[WHAT TO PRODUCE]
Copy each line of the material below that includes the string "need".

[TASK DATA]
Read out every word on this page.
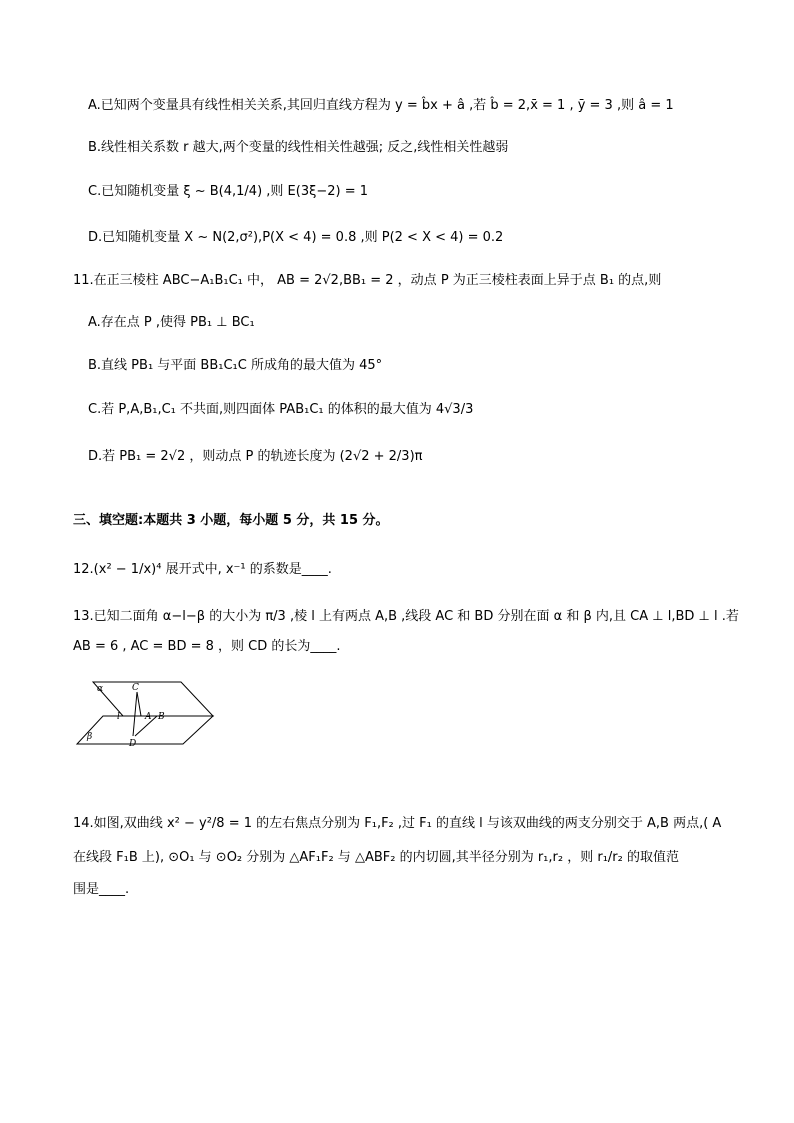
A.已知两个变量具有线性相关关系,其回归直线方程为 y = b̂x + â ,若 b̂ = 2,x̄ = 1 , ȳ = 3 ,则 â = 1
B.线性相关系数 r 越大,两个变量的线性相关性越强; 反之,线性相关性越弱
C.已知随机变量 ξ ~ B(4,1/4) ,则 E(3ξ−2) = 1
D.已知随机变量 X ~ N(2,σ²),P(X < 4) = 0.8 ,则 P(2 < X < 4) = 0.2
11.在正三棱柱 ABC−A₁B₁C₁ 中， AB = 2√2,BB₁ = 2 ，动点 P 为正三棱柱表面上异于点 B₁ 的点,则
A.存在点 P ,使得 PB₁ ⊥ BC₁
B.直线 PB₁ 与平面 BB₁C₁C 所成角的最大值为 45°
C.若 P,A,B₁,C₁ 不共面,则四面体 PAB₁C₁ 的体积的最大值为 4√3/3
D.若 PB₁ = 2√2 ，则动点 P 的轨迹长度为 (2√2 + 2/3)π
三、填空题:本题共 3 小题，每小题 5 分，共 15 分。
12.(x² − 1/x)⁴ 展开式中, x⁻¹ 的系数是____.
13.已知二面角 α−l−β 的大小为 π/3 ,棱 l 上有两点 A,B ,线段 AC 和 BD 分别在面 α 和 β 内,且 CA ⊥ l,BD ⊥ l .若
AB = 6 , AC = BD = 8 ，则 CD 的长为____.
α
β
C
l	A B
D
14.如图,双曲线 x² − y²/8 = 1 的左右焦点分别为 F₁,F₂ ,过 F₁ 的直线 l 与该双曲线的两支分别交于 A,B 两点,( A
在线段 F₁B 上), ⊙O₁ 与 ⊙O₂ 分别为 △AF₁F₂ 与 △ABF₂ 的内切圆,其半径分别为 r₁,r₂ ，则 r₁/r₂ 的取值范
围是____.
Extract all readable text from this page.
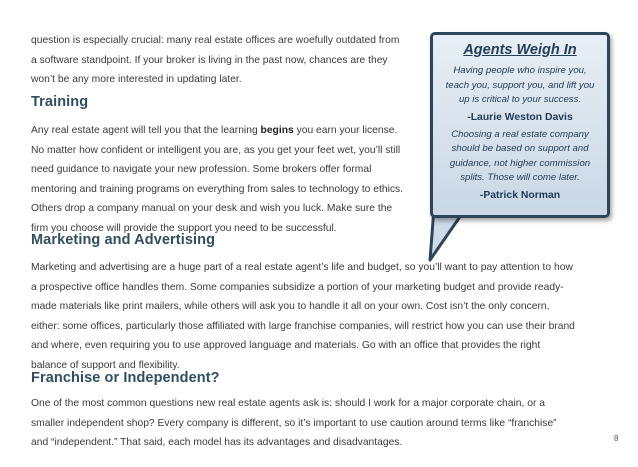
question is especially crucial: many real estate offices are woefully outdated from
a software standpoint. If your broker is living in the past now, chances are they
won’t be any more interested in updating later.

Training

Any real estate agent will tell you that the learning begins you earn your license.
No matter how confident or intelligent you are, as you get your feet wet, you’ll still
need guidance to navigate your new profession. Some brokers offer formal
mentoring and training programs on everything from sales to technology to ethics.
Others drop a company manual on your desk and wish you luck. Make sure the
firm you choose will provide the support you need to be successful.

Agents Weigh In

Having people who inspire you,
teach you, support you, and lift you
up is critical to your success.

-Laurie Weston Davis

Choosing a real estate company
should be based on support and
guidance, not higher commission
splits. Those will come later.

-Patrick Norman
Marketing and Advertising

Marketing and advertising are a huge part of a real estate agent’s life and budget, so you’ll want to pay attention to how
a prospective office handles them. Some companies subsidize a portion of your marketing budget and provide ready-
made materials like print mailers, while others will ask you to handle it all on your own. Cost isn’t the only concern,
either: some offices, particularly those affiliated with large franchise companies, will restrict how you can use their brand
and where, even requiring you to use approved language and materials. Go with an office that provides the right
balance of support and flexibility.

Franchise or Independent?

One of the most common questions new real estate agents ask is: should I work for a major corporate chain, or a
smaller independent shop? Every company is different, so it’s important to use caution around terms like “franchise”
and “independent.” That said, each model has its advantages and disadvantages.	8
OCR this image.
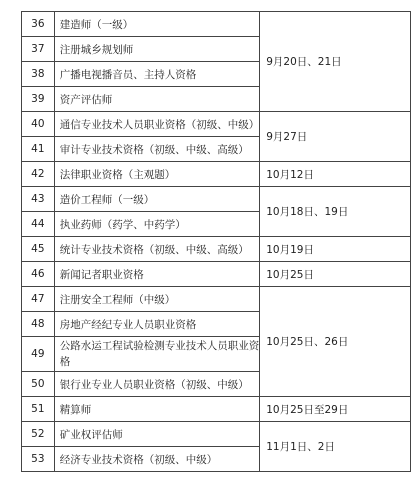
36	建造师（一级）	9月20日、21日
37	注册城乡规划师	
38	广播电视播音员、主持人资格	
39	资产评估师	
40	通信专业技术人员职业资格（初级、中级）	9月27日
41	审计专业技术资格（初级、中级、高级）	
42	法律职业资格（主观题）	10月12日
43	造价工程师（一级）	10月18日、19日
44	执业药师（药学、中药学）	
45	统计专业技术资格（初级、中级、高级）	10月19日
46	新闻记者职业资格	10月25日
47	注册安全工程师（中级）	10月25日、26日
48	房地产经纪专业人员职业资格	
49	公路水运工程试验检测专业技术人员职业资格	
50	银行业专业人员职业资格（初级、中级）	
51	精算师	10月25日至29日
52	矿业权评估师	11月1日、2日
53	经济专业技术资格（初级、中级）	
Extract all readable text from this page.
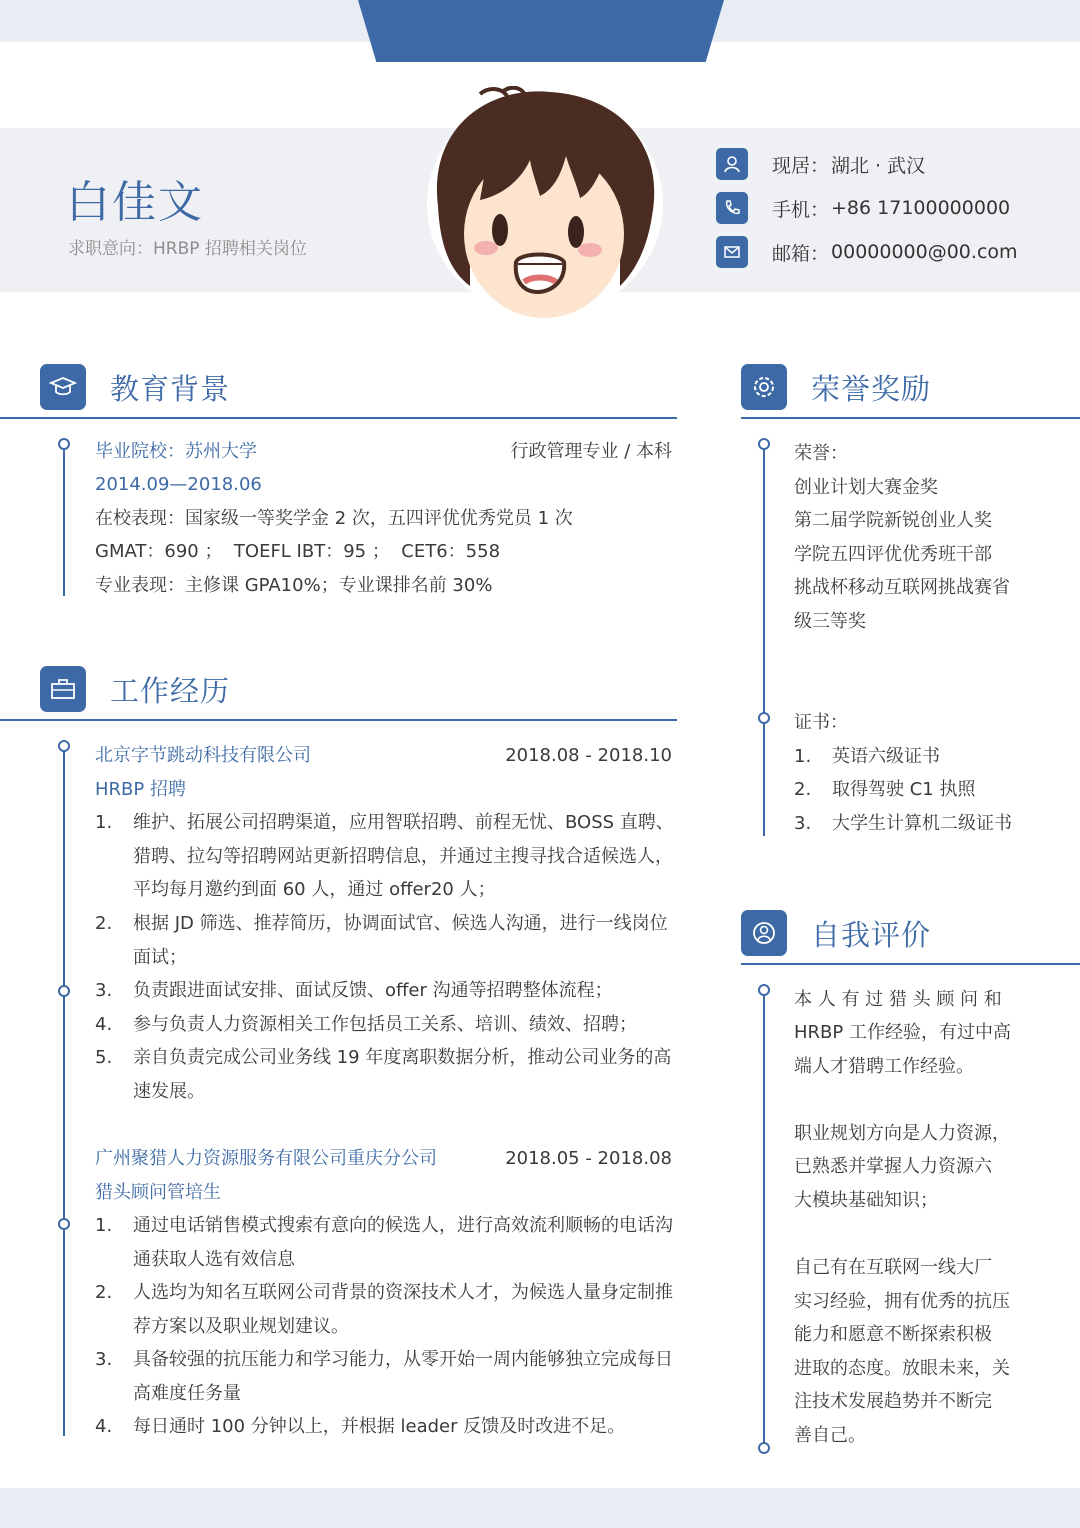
白佳文
求职意向：HRBP 招聘相关岗位
现居： 湖北 · 武汉
手机： +86 17100000000
邮箱： 00000000@00.com
教育背景
毕业院校：苏州大学	行政管理专业 / 本科
2014.09—2018.06
在校表现：国家级一等奖学金 2 次，五四评优优秀党员 1 次
GMAT：690 ；  TOEFL IBT：95 ；  CET6：558
专业表现：主修课 GPA10%；专业课排名前 30%
工作经历
北京字节跳动科技有限公司	2018.08 - 2018.10
HRBP 招聘
1.	维护、拓展公司招聘渠道，应用智联招聘、前程无忧、BOSS 直聘、猎聘、拉勾等招聘网站更新招聘信息，并通过主搜寻找合适候选人，平均每月邀约到面 60 人，通过 offer20 人；
2.	根据 JD 筛选、推荐简历，协调面试官、候选人沟通，进行一线岗位面试；
3.	负责跟进面试安排、面试反馈、offer 沟通等招聘整体流程；
4.	参与负责人力资源相关工作包括员工关系、培训、绩效、招聘；
5.	亲自负责完成公司业务线 19 年度离职数据分析，推动公司业务的高速发展。
广州聚猎人力资源服务有限公司重庆分公司	2018.05 - 2018.08
猎头顾问管培生
1.	通过电话销售模式搜索有意向的候选人，进行高效流利顺畅的电话沟通获取人选有效信息
2.	人选均为知名互联网公司背景的资深技术人才，为候选人量身定制推荐方案以及职业规划建议。
3.	具备较强的抗压能力和学习能力，从零开始一周内能够独立完成每日高难度任务量
4.	每日通时 100 分钟以上，并根据 leader 反馈及时改进不足。
荣誉奖励
荣誉：
创业计划大赛金奖
第二届学院新锐创业人奖
学院五四评优优秀班干部
挑战杯移动互联网挑战赛省
级三等奖
证书：
1.	英语六级证书
2.	取得驾驶 C1 执照
3.	大学生计算机二级证书
自我评价
本 人 有 过 猎 头 顾 问 和
HRBP 工作经验，有过中高
端人才猎聘工作经验。
职业规划方向是人力资源，
已熟悉并掌握人力资源六
大模块基础知识；
自己有在互联网一线大厂
实习经验，拥有优秀的抗压
能力和愿意不断探索积极
进取的态度。放眼未来，关
注技术发展趋势并不断完
善自己。
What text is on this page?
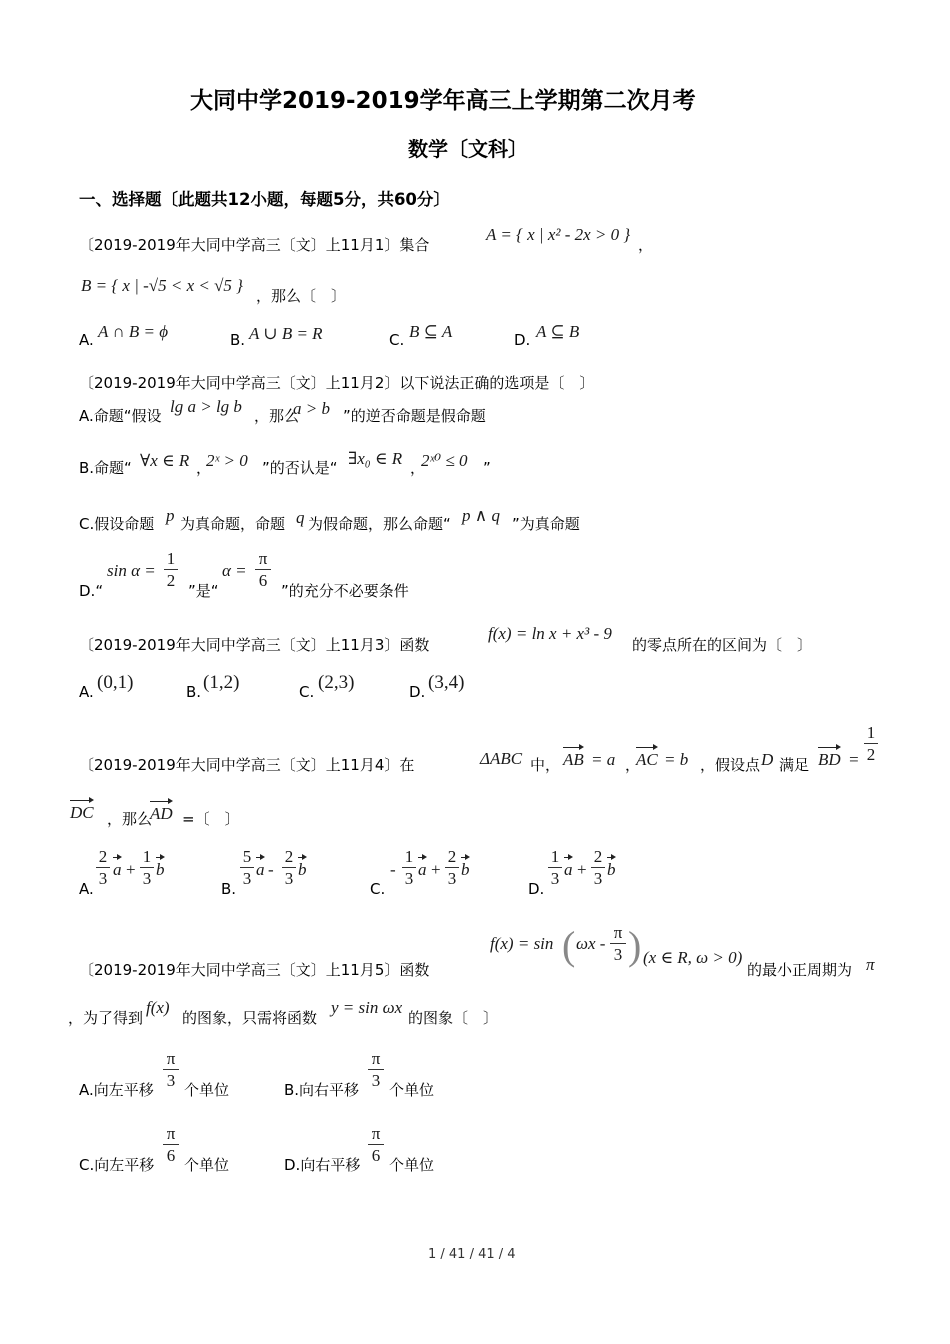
大同中学2019-2019学年高三上学期第二次月考
数学〔文科〕
一、选择题〔此题共12小题，每题5分，共60分〕
〔2019-2019年大同中学高三〔文〕上11月1〕集合
A = { x | x² - 2x > 0 }
，
B = { x | -√5 < x < √5 }
，那么〔　〕
A. A ∩ B = ϕ	B. A ∪ B = R	C. B ⊆ A	D. A ⊆ B
〔2019-2019年大同中学高三〔文〕上11月2〕以下说法正确的选项是〔　〕
A.命题“假设 lg a > lg b ，那么
a > b ”的逆否命题是假命题
B.命题“ ∀x ∈ R ，
2ˣ > 0 ”的否认是“ ∃x₀ ∈ R ，
2ˣ⁰ ≤ 0 ”
C.假设命题 p 为真命题，命题 q 为假命题，那么命题“ p ∧ q ”为真命题
D.“
sin α =
1
2
”是“
α =
π
6
”的充分不必要条件
〔2019-2019年大同中学高三〔文〕上11月3〕函数
f(x) = ln x + x³ - 9
的零点所在的区间为〔　〕
A. (0,1)	B. (1,2)	C. (2,3)	D. (3,4)
〔2019-2019年大同中学高三〔文〕上11月4〕在	ΔABC 中， AB = a ，
AC = b ，假设点 D 满足 BD =
1
2
DC ，那么
AD =〔　〕
A.
2
3 a +
1
3 b
B.
5
3 a -
2
3 b
C.
-
1
3 a +
2
3 b
D.
1
3 a +
2
3 b
f(x) = sin ( ωx -
π
3 ) (x ∈ R, ω > 0)
〔2019-2019年大同中学高三〔文〕上11月5〕函数	的最小正周期为 π
，为了得到
f(x)
的图象，只需将函数
y = sin ωx
的图象〔　〕
A.向左平移
π
3 个单位	B.向右平移
π
3 个单位
C.向左平移
π
6 个单位	D.向右平移
π
6 个单位
1 / 41 / 41 / 4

[COMPLETED EXERCISE]
need guidance to navigate your new profession. Some brokers offer formal
firm you choose will provide the support you need to be successful.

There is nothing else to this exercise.